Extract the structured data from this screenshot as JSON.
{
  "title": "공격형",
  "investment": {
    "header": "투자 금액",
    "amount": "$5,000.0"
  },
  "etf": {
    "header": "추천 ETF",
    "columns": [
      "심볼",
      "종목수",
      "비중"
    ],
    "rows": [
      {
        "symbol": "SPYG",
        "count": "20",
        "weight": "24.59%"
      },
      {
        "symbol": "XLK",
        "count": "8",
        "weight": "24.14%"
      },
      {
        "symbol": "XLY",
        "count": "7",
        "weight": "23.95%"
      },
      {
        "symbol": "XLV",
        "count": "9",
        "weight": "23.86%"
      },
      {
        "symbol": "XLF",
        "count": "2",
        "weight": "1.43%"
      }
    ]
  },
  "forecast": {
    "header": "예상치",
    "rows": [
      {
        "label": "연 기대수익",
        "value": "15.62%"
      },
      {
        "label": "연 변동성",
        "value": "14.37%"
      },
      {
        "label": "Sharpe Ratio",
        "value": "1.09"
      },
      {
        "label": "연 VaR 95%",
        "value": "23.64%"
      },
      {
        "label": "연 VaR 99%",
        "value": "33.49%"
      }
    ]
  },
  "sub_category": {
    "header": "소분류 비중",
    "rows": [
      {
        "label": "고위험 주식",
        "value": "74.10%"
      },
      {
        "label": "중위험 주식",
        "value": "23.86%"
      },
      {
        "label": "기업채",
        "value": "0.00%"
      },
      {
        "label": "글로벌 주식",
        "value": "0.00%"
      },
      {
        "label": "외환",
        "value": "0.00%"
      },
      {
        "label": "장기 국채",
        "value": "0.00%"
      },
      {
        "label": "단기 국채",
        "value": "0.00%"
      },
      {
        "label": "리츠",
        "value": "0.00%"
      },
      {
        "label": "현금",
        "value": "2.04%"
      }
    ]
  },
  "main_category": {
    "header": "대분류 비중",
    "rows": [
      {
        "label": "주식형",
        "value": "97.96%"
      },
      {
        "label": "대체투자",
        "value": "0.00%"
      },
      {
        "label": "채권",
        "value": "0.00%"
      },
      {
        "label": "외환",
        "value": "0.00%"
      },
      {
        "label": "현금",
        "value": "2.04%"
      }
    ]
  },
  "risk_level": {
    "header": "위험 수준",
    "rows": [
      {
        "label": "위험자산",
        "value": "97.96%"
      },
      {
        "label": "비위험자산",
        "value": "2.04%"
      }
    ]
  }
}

************

Which lines of the material contain the string "header"? List each of them.

[WRITTEN ANSWER]:
    "header": "투자 금액",
    "header": "추천 ETF",
    "header": "예상치",
    "header": "소분류 비중",
    "header": "대분류 비중",
    "header": "위험 수준",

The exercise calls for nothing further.